━━━ Vorliegender Auszug
Mit der Abschaltung der drei letzten Reaktoren am 15. April 2023 geht in Deutschland die Ära der Atomkraftwerke zu Ende - nach etwa 50 Jahren. Die Debatten über Atomkraft haben die deutsche Gesellschaft und unser Verständnis von Demokratie in den vergangenen Jahrzehnten mitgeprägt. Dabei ging es längst nicht nur um „billige Energie“, sagt der Umwelthistoriker Frank Uekötter. „Da geht es um Rechtstaatlichkeit, da geht es um die Grenzen des legitimen Protestes. Es geht auch darum, dass man sich darüber verständigen konnte, in welcher Gesellschaft man eigentlich leben wollte.“
Wir blicken zurück auf die Ära der Atomenergie in Deutschland – und darauf, wie anhand des Themas gesellschaftliche Debatten geführt und Entwicklungen angestoßen wurden.
Der Beginn der zivilen Nutzung von Atomkraft
Im Dezember 1938 gelingt dem Chemiker Otto Hahn die Kernspaltung von Uran. Die Physikerin Lise Meitner ordnet die Ergebnisse aus dem Labor Otto Hahns ein, beschreibt die Wirkweise physikalisch. Damit beginnt der Start in das Zeitalter der Atomkraft.
Am 6. und 9. August 1945 werfen die USA über den japanischen Großstädten Hiroshima und Nagasaki zwei Atombomben ab. Lise Meitner, Otto Hahn und viele andere Forschende lehnen die Nutzung der Atomenergie für militärische Zwecke ab und setzen sich für eine friedliche, zivile Nutzung der Kernenergie ein. Das Wissen um die Zerstörungskraft, aber auch die Menge an nutzbarer Energie prägen von nun an die Debatte über Atomkraft.
━━━━━━
━━━ Datensätze
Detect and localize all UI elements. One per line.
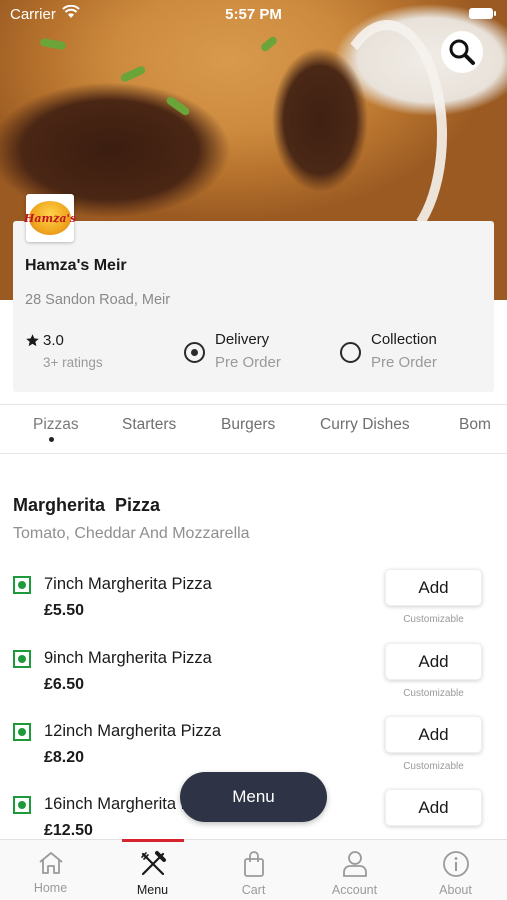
category-pizzas[interactable]: Pizzas [33, 416, 79, 434]
restaurant-name: Hamza's Meir [25, 257, 127, 274]
collection-subtitle: Pre Order [371, 354, 437, 371]
delivery-option[interactable]: Delivery Pre Order [184, 331, 281, 371]
home-icon [38, 852, 63, 874]
bottom-tab-bar: Home Menu Cart Account About [0, 839, 507, 900]
restaurant-logo: Hamza's [24, 194, 76, 242]
add-button[interactable]: Add [385, 716, 482, 753]
item-price: £6.50 [44, 676, 85, 693]
active-category-dot [49, 437, 54, 442]
menu-item: 7inch Margherita Pizza £5.50 Add Customi… [0, 569, 507, 643]
plate-rim [327, 20, 447, 250]
category-bom[interactable]: Bom [459, 416, 491, 434]
category-curry-dishes[interactable]: Curry Dishes [320, 416, 410, 434]
delivery-radio[interactable] [184, 342, 205, 363]
tab-home-label: Home [33, 881, 68, 895]
fork-knife-icon [140, 851, 166, 876]
garnish [165, 95, 191, 117]
add-button[interactable]: Add [385, 643, 482, 680]
category-tabs: Pizzas Starters Burgers Curry Dishes Bom [0, 404, 507, 454]
restaurant-card: Hamza's Hamza's Meir 28 Sandon Road, Mei… [13, 194, 494, 392]
customizable-label: Customizable [403, 761, 464, 772]
category-burgers[interactable]: Burgers [221, 416, 275, 434]
search-button[interactable] [441, 31, 483, 73]
rating-count: 3+ ratings [43, 355, 103, 370]
collection-option[interactable]: Collection Pre Order [340, 331, 437, 371]
garnish [119, 64, 147, 84]
garnish [259, 35, 279, 53]
tab-account[interactable]: Account [304, 840, 405, 900]
veg-icon [13, 723, 31, 741]
item-name: 12inch Margherita Pizza [44, 722, 222, 740]
logo-mark: Hamza's [24, 201, 76, 235]
add-button[interactable]: Add [385, 569, 482, 606]
section-title: Margherita Pizza [13, 495, 161, 515]
item-price: £5.50 [44, 602, 85, 619]
veg-icon [13, 796, 31, 814]
rating-block: 3.0 3+ ratings [25, 332, 103, 370]
rating-number: 3.0 [43, 332, 64, 349]
tab-cart-label: Cart [241, 883, 266, 897]
collection-title: Collection [371, 331, 437, 348]
bag-icon [243, 851, 264, 877]
customizable-label: Customizable [403, 688, 464, 699]
delivery-subtitle: Pre Order [215, 354, 281, 371]
customizable-label: Customizable [403, 614, 464, 625]
tab-cart[interactable]: Cart [203, 840, 304, 900]
battery-icon [469, 8, 496, 19]
radio-selected-dot [191, 349, 198, 356]
delivery-title: Delivery [215, 331, 270, 348]
category-starters[interactable]: Starters [122, 416, 176, 434]
tab-about[interactable]: About [405, 840, 506, 900]
search-icon [449, 39, 475, 65]
tab-menu-label: Menu [136, 883, 169, 897]
tab-about-label: About [439, 883, 472, 897]
clock: 5:57 PM [225, 6, 282, 23]
menu-floating-button[interactable]: Menu [180, 772, 327, 822]
tab-home[interactable]: Home [0, 840, 101, 900]
item-name: 9inch Margherita Pizza [44, 649, 212, 667]
active-tab-indicator [122, 839, 184, 842]
add-button[interactable]: Add [385, 789, 482, 826]
collection-radio[interactable] [340, 342, 361, 363]
person-icon [342, 851, 367, 877]
menu-item: 9inch Margherita Pizza £6.50 Add Customi… [0, 643, 507, 717]
status-bar: Carrier 5:57 PM [0, 0, 507, 28]
item-price: £12.50 [44, 822, 93, 839]
garnish [39, 37, 67, 51]
tab-menu[interactable]: Menu [102, 840, 203, 900]
veg-icon [13, 650, 31, 668]
star-icon [26, 334, 39, 347]
info-icon [442, 851, 469, 877]
section-description: Tomato, Cheddar And Mozzarella [13, 525, 250, 542]
logo-text: Hamza's [23, 211, 77, 225]
item-price: £8.20 [44, 749, 85, 766]
restaurant-address: 28 Sandon Road, Meir [25, 292, 171, 308]
item-name: 7inch Margherita Pizza [44, 575, 212, 593]
rating-value: 3.0 [25, 332, 103, 349]
tab-account-label: Account [331, 883, 378, 897]
veg-icon [13, 576, 31, 594]
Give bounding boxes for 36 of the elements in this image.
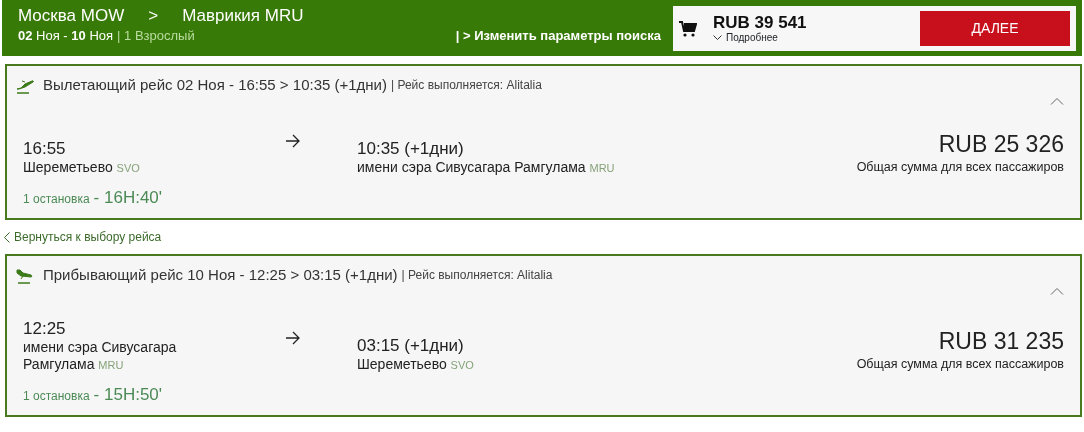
flight-duration: - 15H:50' xyxy=(93,383,163,406)
flight-title: Вылетающий рейс 02 Ноя - 16:55 > 10:35 (+1дни) xyxy=(43,75,387,95)
arrow-icon xyxy=(285,134,301,149)
airport-name: имени сэра Сивусагара Рамгулама MRU xyxy=(23,338,178,374)
chevron-left-icon[interactable] xyxy=(4,231,10,243)
flight-operator: | Рейс выполняется: Alitalia xyxy=(401,267,553,285)
flight-operator: | Рейс выполняется: Alitalia xyxy=(391,77,542,95)
trip-dates: 02 Ноя - 10 Ноя xyxy=(18,27,114,45)
chevron-down-icon[interactable] xyxy=(713,34,722,41)
airport-name: имени сэра Сивусагара Рамгулама MRU xyxy=(357,158,615,177)
destination-city: Маврикия MRU xyxy=(182,5,304,27)
flight-time: 16:55 xyxy=(23,138,67,159)
price-note: Общая сумма для всех пассажиров xyxy=(856,355,1064,373)
arrow-icon xyxy=(285,331,301,346)
cart-icon xyxy=(679,20,697,37)
details-link[interactable]: Подробнее xyxy=(726,31,778,44)
passenger-count: | 1 Взрослый xyxy=(117,27,195,45)
stop-count: 1 остановка xyxy=(23,190,90,208)
back-link[interactable]: Вернуться к выбору рейса xyxy=(14,228,162,246)
flight-time: 10:35 (+1дни) xyxy=(357,138,465,159)
flight-duration: - 16H:40' xyxy=(93,186,163,209)
flight-time: 12:25 xyxy=(23,318,67,339)
flight-price: RUB 31 235 xyxy=(937,326,1064,355)
flight-title: Прибывающий рейс 10 Ноя - 12:25 > 03:15 (+1дни) xyxy=(43,265,398,285)
cart-total: RUB 39 541 xyxy=(713,13,808,32)
origin-city: Москва MOW xyxy=(18,5,125,27)
plane-icon xyxy=(15,266,35,285)
flight-time: 03:15 (+1дни) xyxy=(357,335,465,356)
route-separator: > xyxy=(148,5,159,27)
next-button[interactable]: ДАЛЕЕ xyxy=(920,11,1070,46)
stop-count: 1 остановка xyxy=(23,387,90,405)
flight-price: RUB 25 326 xyxy=(937,129,1064,158)
airport-name: Шереметьево SVO xyxy=(23,158,141,177)
price-note: Общая сумма для всех пассажиров xyxy=(856,158,1064,176)
airport-name: Шереметьево SVO xyxy=(357,355,474,374)
change-search-link[interactable]: | > Изменить параметры поиска xyxy=(455,27,661,45)
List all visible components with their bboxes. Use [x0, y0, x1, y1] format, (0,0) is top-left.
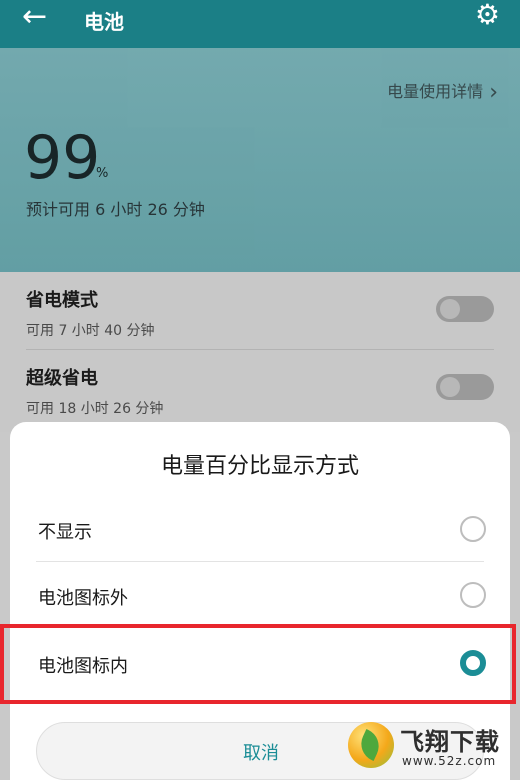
option-outside-icon[interactable]: 电池图标外 [10, 564, 510, 628]
watermark-brand: 飞翔下载 [400, 728, 500, 756]
option-outside-icon-label: 电池图标外 [38, 588, 128, 609]
chevron-right-icon: › [489, 80, 498, 105]
ultra-power-saving-row[interactable]: 超级省电 可用 18 小时 26 分钟 [0, 350, 520, 428]
power-saving-mode-title: 省电模式 [26, 290, 98, 311]
option-hide[interactable]: 不显示 [10, 498, 510, 562]
option-hide-label: 不显示 [38, 522, 92, 543]
ultra-power-saving-subtitle: 可用 18 小时 26 分钟 [26, 401, 164, 417]
radio-icon[interactable] [460, 516, 486, 542]
usage-details-label: 电量使用详情 [387, 82, 484, 101]
time-estimate: 预计可用 6 小时 26 分钟 [26, 200, 205, 219]
battery-summary: 电量使用详情 › 99 % 预计可用 6 小时 26 分钟 [0, 48, 520, 272]
dialog-title: 电量百分比显示方式 [160, 454, 359, 479]
battery-percent: 99 [24, 123, 101, 193]
percent-sign: % [96, 166, 109, 181]
gear-icon[interactable]: ⚙ [475, 0, 500, 30]
ultra-power-saving-toggle[interactable] [436, 374, 494, 400]
watermark-url: www.52z.com [402, 754, 497, 768]
power-settings-list: 省电模式 可用 7 小时 40 分钟 超级省电 可用 18 小时 26 分钟 [0, 272, 520, 432]
page-title: 电池 [84, 10, 124, 34]
usage-details-link[interactable]: 电量使用详情 › [387, 78, 498, 105]
watermark: 飞翔下载 www.52z.com [348, 716, 518, 778]
ultra-power-saving-title: 超级省电 [26, 368, 98, 389]
power-saving-mode-row[interactable]: 省电模式 可用 7 小时 40 分钟 [0, 272, 520, 350]
back-arrow-icon[interactable]: ← [22, 2, 47, 32]
highlight-box [0, 624, 516, 704]
leaf-logo-icon [348, 722, 394, 768]
divider [36, 561, 484, 562]
app-bar: ← 电池 ⚙ [0, 0, 520, 48]
power-saving-mode-toggle[interactable] [436, 296, 494, 322]
power-saving-mode-subtitle: 可用 7 小时 40 分钟 [26, 323, 155, 339]
radio-icon[interactable] [460, 582, 486, 608]
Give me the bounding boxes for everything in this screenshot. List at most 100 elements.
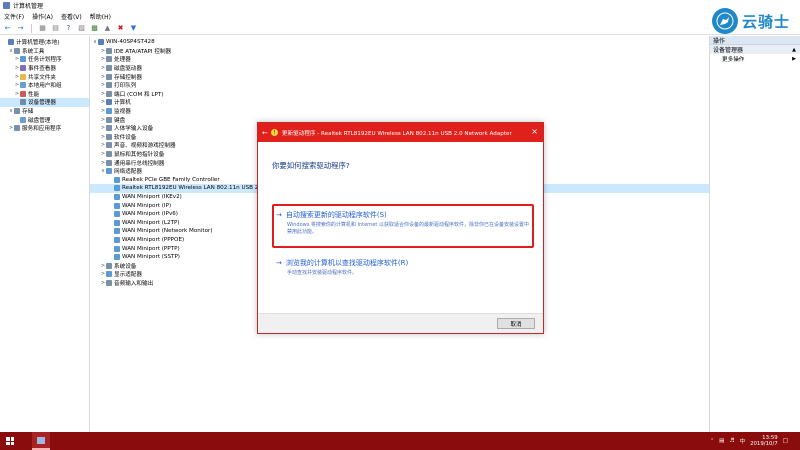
menu-action[interactable]: 操作(A) (32, 12, 53, 21)
tree-item-label: 网络适配器 (114, 169, 142, 176)
enable-device-icon[interactable]: ▼ (129, 24, 138, 33)
device-category-icon (106, 116, 112, 123)
device-category-icon (106, 65, 112, 72)
device-category-icon (106, 142, 112, 149)
input-language[interactable]: 中 (739, 437, 745, 445)
network-icon[interactable]: ▤ (719, 438, 724, 444)
tree-item[interactable]: > 打印队列 (90, 81, 709, 90)
computer-management-icon (3, 2, 10, 9)
tree-item-label: WAN Miniport (Network Monitor) (122, 228, 213, 235)
tree-item-label: 磁盘管理 (28, 117, 51, 124)
device-category-icon (114, 219, 120, 226)
tree-item[interactable]: > 本地用户和组 (0, 81, 89, 90)
tree-item-label: 软件设备 (114, 134, 137, 141)
actions-header: 操作 (710, 36, 800, 45)
tree-item[interactable]: > 任务计划程序 (0, 55, 89, 64)
tree-item[interactable]: > 端口 (COM 和 LPT) (90, 90, 709, 99)
tree-item[interactable]: 磁盘管理 (0, 115, 89, 124)
tree-item-label: WAN Miniport (L2TP) (122, 219, 180, 226)
start-button[interactable] (0, 432, 20, 450)
tree-item-label: WAN Miniport (SSTP) (122, 254, 180, 261)
forward-arrow-icon[interactable]: → (16, 24, 25, 33)
browse-computer-option[interactable]: → 浏览我的计算机以查找驱动程序软件(R) 手动查找并安装驱动程序软件。 (276, 258, 531, 277)
tree-item[interactable]: > 事件查看器 (0, 64, 89, 73)
device-category-icon (14, 47, 20, 54)
chevron-up-icon[interactable]: ⌃ (710, 438, 714, 444)
tree-item[interactable]: > 计算机 (90, 98, 709, 107)
collapse-up-icon[interactable]: ▲ (792, 47, 796, 53)
device-category-icon (106, 99, 112, 106)
tree-item[interactable]: > 监视器 (90, 107, 709, 116)
tree-item[interactable]: 设备管理器 (0, 98, 89, 107)
chevron-right-icon: ▶ (792, 55, 796, 62)
device-category-icon (114, 193, 120, 200)
tree-item-label: 监视器 (114, 109, 131, 116)
tree-item-label: 端口 (COM 和 LPT) (114, 91, 164, 98)
menu-file[interactable]: 文件(F) (4, 12, 24, 21)
device-category-icon (20, 99, 26, 106)
knight-logo-icon (711, 8, 738, 34)
tree-item-label: 系统工具 (22, 48, 45, 55)
tree-item[interactable]: ∨ WIN-40SP4ST428 (90, 38, 709, 47)
volume-icon[interactable]: ♬ (729, 438, 734, 444)
tree-item-label: 计算机管理(本地) (16, 40, 60, 47)
tree-item[interactable]: > 存储控制器 (90, 72, 709, 81)
taskbar-computer-management[interactable] (32, 432, 50, 450)
device-category-icon (114, 211, 120, 218)
tree-item-label: WAN Miniport (IPv6) (122, 211, 178, 218)
properties-icon[interactable]: ▦ (38, 24, 47, 33)
console-tree: 计算机管理(本地) ∨ 系统工具 > 任务计划程序 > 事件查看器 > 共享文件夹 > 本地用户和组… (0, 36, 90, 432)
tree-item[interactable]: > 性能 (0, 90, 89, 99)
actions-section-device-manager[interactable]: 设备管理器 ▲ (710, 45, 800, 54)
title-bar: 计算机管理 (0, 0, 800, 11)
tree-item[interactable]: ∨ 存储 (0, 107, 89, 116)
tree-item[interactable]: ∨ 系统工具 (0, 47, 89, 56)
tree-item-label: 磁盘驱动器 (114, 66, 142, 73)
menu-view[interactable]: 查看(V) (61, 12, 82, 21)
tree-item[interactable]: > 磁盘驱动器 (90, 64, 709, 73)
computer-management-icon (37, 436, 45, 444)
device-category-icon (106, 168, 112, 175)
tree-item-label: 显示适配器 (114, 272, 142, 279)
right-arrow-icon: → (276, 259, 282, 267)
help-icon[interactable]: ? (64, 24, 73, 33)
tree-item[interactable]: 计算机管理(本地) (0, 38, 89, 47)
device-category-icon (8, 39, 14, 46)
uninstall-device-icon[interactable]: ✖ (116, 24, 125, 33)
device-category-icon (106, 108, 112, 115)
dialog-question: 你要如何搜索驱动程序? (272, 161, 350, 170)
browse-computer-title: 浏览我的计算机以查找驱动程序软件(R) (285, 259, 409, 267)
device-category-icon (106, 159, 112, 166)
device-category-icon (106, 90, 112, 97)
tree-item[interactable]: > 服务和应用程序 (0, 124, 89, 133)
tree-item-label: 存储控制器 (114, 74, 142, 81)
tree-item[interactable]: > 处理器 (90, 55, 709, 64)
export-list-icon[interactable]: ▧ (77, 24, 86, 33)
warning-icon: ! (270, 129, 278, 136)
close-icon[interactable]: × (531, 128, 538, 136)
tree-item-label: 共享文件夹 (28, 74, 56, 81)
clock[interactable]: 13:59 2019/10/7 (750, 435, 778, 448)
tree-item[interactable]: > 共享文件夹 (0, 72, 89, 81)
device-category-icon (114, 254, 120, 261)
back-arrow-icon[interactable]: ← (3, 24, 12, 33)
dialog-title-bar: ← ! 更新驱动程序 - Realtek RTL8192EU Wireless … (258, 123, 543, 142)
menu-help[interactable]: 帮助(H) (90, 12, 111, 21)
tree-item[interactable]: > IDE ATA/ATAPI 控制器 (90, 47, 709, 56)
highlight-box (272, 204, 534, 248)
device-category-icon (114, 236, 120, 243)
dialog-body: 你要如何搜索驱动程序? → 自动搜索更新的驱动程序软件(S) Windows 将… (258, 142, 543, 315)
device-category-icon (20, 65, 26, 72)
notification-icon[interactable]: □ (783, 438, 788, 444)
scan-hardware-icon[interactable]: ▩ (90, 24, 99, 33)
device-category-icon (20, 82, 26, 89)
cancel-button[interactable]: 取消 (497, 318, 535, 329)
tree-item-label: 性能 (28, 91, 40, 98)
dialog-footer: 取消 (258, 313, 543, 333)
dialog-title: 更新驱动程序 - Realtek RTL8192EU Wireless LAN … (281, 130, 512, 137)
console-tree-icon[interactable]: ▤ (51, 24, 60, 33)
back-arrow-icon[interactable]: ← (262, 129, 268, 137)
device-category-icon (114, 245, 120, 252)
update-driver-icon[interactable]: ▲ (103, 24, 112, 33)
more-actions-item[interactable]: 更多操作 ▶ (710, 54, 800, 63)
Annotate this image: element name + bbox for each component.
━━━━━━
Gegebene Aufgabe A. Ersetze im Text über die Atomkraft in Deutschland im Abschnitt von „Der Beginn der“ bis „Debatte über Atomkraft.“ das Wort „Kernspaltung“ durch „Atomspaltung“ und gib diesen Abschnitt wieder.
Gegebene Aufgabe B. Führe den Text über die Atomkraft in Deutschland im Anschluss an seinen letzten Satz fort.

Endergebnis A.
Der Beginn der zivilen Nutzung von Atomkraft
Im Dezember 1938 gelingt dem Chemiker Otto Hahn die Atomspaltung von Uran. Die Physikerin Lise Meitner ordnet die Ergebnisse aus dem Labor Otto Hahns ein, beschreibt die Wirkweise physikalisch. Damit beginnt der Start in das Zeitalter der Atomkraft.
Am 6. und 9. August 1945 werfen die USA über den japanischen Großstädten Hiroshima und Nagasaki zwei Atombomben ab. Lise Meitner, Otto Hahn und viele andere Forschende lehnen die Nutzung der Atomenergie für militärische Zwecke ab und setzen sich für eine friedliche, zivile Nutzung der Kernenergie ein. Das Wissen um die Zerstörungskraft, aber auch die Menge an nutzbarer Energie prägen von nun an die Debatte über Atomkraft.

Endergebnis B.
Der erste Nuklearstrom weltweit fließt am 20. Dezember 1951 im US-Bundesstaat Idaho.
In seiner „Atoms for Peace“-Rede am 8.12.1953 wirbt US-Präsident Dwight Eisenhower für die zivile Nutzung von Atomenergie: der Urmoment der zivilen Atomkraftentwicklung, so Umwelthistoriker Frank Uekötter. Eisenhower entwickelt darin die Vision, aus einer schrecklichen Waffe einen Gewinn für die gesamte Menschheit zu machen: eine günstige, reichhaltige Energiequelle. „Die Vereinigten Staaten wissen, dass diese größte aller zerstörerischen Kräfte zu einem großen Segen für die gesamte Menschheit entwickelt werden kann, wenn es gelingt, den beängstigenden Trend der atomaren Aufrüstung umzukehren“, heißt es in Eisenhowers Rede.
Gleichzeitig geben die USA das Versprechen, „dass sie alle Länder dabei unterstützen würden, die sich auf ein ziviles Atomprogramm einließen“, sagt Uekötter. Im Tausch für den Verzicht auf Kernwaffen soll den Staaten bei der friedlichen Nutzung geholfen werden.
Die Begeisterung für Atomenergie in den 50er-Jahren
Atomkraft in der BRD
Mit Inkrafttreten der Pariser Verträge am 5. Mai 1955 wird die Bundesrepublik Deutschland nach dem Zweiten Weltkrieg weitgehend souverän, gleichzeitig erhält sie das Recht zur zivilen Nuklearforschung und -entwicklung. Im Jahr darauf werden Kernforschungszentren unter anderem in Hamburg, Jülich und Geesthacht errichtet.
Im Oktober 1957 geht der erste Forschungsreaktor Deutschlands - das sogenannte Atom-Ei - in Garching bei München in Betrieb. Zwei Jahre später, 1959, wird das Atomgesetz verkündet: die Rechtsgrundlage für den Bau und Betrieb von Atomkraftwerken.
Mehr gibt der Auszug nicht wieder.